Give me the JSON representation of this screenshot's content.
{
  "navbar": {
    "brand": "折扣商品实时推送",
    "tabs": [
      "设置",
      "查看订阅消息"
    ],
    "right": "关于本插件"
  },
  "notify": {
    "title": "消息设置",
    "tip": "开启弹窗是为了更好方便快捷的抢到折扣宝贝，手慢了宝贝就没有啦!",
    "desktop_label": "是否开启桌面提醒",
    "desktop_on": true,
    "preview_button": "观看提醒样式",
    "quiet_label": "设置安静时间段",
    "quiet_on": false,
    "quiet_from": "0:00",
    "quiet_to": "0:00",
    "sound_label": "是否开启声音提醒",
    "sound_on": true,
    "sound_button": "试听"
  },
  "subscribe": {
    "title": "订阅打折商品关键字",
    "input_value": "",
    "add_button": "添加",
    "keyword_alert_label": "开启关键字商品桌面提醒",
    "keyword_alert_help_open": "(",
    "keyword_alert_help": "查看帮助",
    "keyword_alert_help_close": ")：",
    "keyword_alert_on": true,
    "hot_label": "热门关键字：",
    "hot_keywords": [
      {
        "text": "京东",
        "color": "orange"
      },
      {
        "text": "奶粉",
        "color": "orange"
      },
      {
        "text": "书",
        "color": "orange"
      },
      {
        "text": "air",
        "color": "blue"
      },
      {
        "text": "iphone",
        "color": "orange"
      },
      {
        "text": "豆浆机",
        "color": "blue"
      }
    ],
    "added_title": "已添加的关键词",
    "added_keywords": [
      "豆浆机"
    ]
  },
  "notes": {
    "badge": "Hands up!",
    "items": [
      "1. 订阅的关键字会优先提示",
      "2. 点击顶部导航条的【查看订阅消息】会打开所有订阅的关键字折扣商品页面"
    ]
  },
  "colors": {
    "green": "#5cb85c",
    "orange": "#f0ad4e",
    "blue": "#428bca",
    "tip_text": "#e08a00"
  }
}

(Task brief): Repeat all of the records above exactly as they appear.

(Exercise solution):
Give me the JSON representation of this screenshot's content.
{
  "navbar": {
    "brand": "折扣商品实时推送",
    "tabs": [
      "设置",
      "查看订阅消息"
    ],
    "right": "关于本插件"
  },
  "notify": {
    "title": "消息设置",
    "tip": "开启弹窗是为了更好方便快捷的抢到折扣宝贝，手慢了宝贝就没有啦!",
    "desktop_label": "是否开启桌面提醒",
    "desktop_on": true,
    "preview_button": "观看提醒样式",
    "quiet_label": "设置安静时间段",
    "quiet_on": false,
    "quiet_from": "0:00",
    "quiet_to": "0:00",
    "sound_label": "是否开启声音提醒",
    "sound_on": true,
    "sound_button": "试听"
  },
  "subscribe": {
    "title": "订阅打折商品关键字",
    "input_value": "",
    "add_button": "添加",
    "keyword_alert_label": "开启关键字商品桌面提醒",
    "keyword_alert_help_open": "(",
    "keyword_alert_help": "查看帮助",
    "keyword_alert_help_close": ")：",
    "keyword_alert_on": true,
    "hot_label": "热门关键字：",
    "hot_keywords": [
      {
        "text": "京东",
        "color": "orange"
      },
      {
        "text": "奶粉",
        "color": "orange"
      },
      {
        "text": "书",
        "color": "orange"
      },
      {
        "text": "air",
        "color": "blue"
      },
      {
        "text": "iphone",
        "color": "orange"
      },
      {
        "text": "豆浆机",
        "color": "blue"
      }
    ],
    "added_title": "已添加的关键词",
    "added_keywords": [
      "豆浆机"
    ]
  },
  "notes": {
    "badge": "Hands up!",
    "items": [
      "1. 订阅的关键字会优先提示",
      "2. 点击顶部导航条的【查看订阅消息】会打开所有订阅的关键字折扣商品页面"
    ]
  },
  "colors": {
    "green": "#5cb85c",
    "orange": "#f0ad4e",
    "blue": "#428bca",
    "tip_text": "#e08a00"
  }
}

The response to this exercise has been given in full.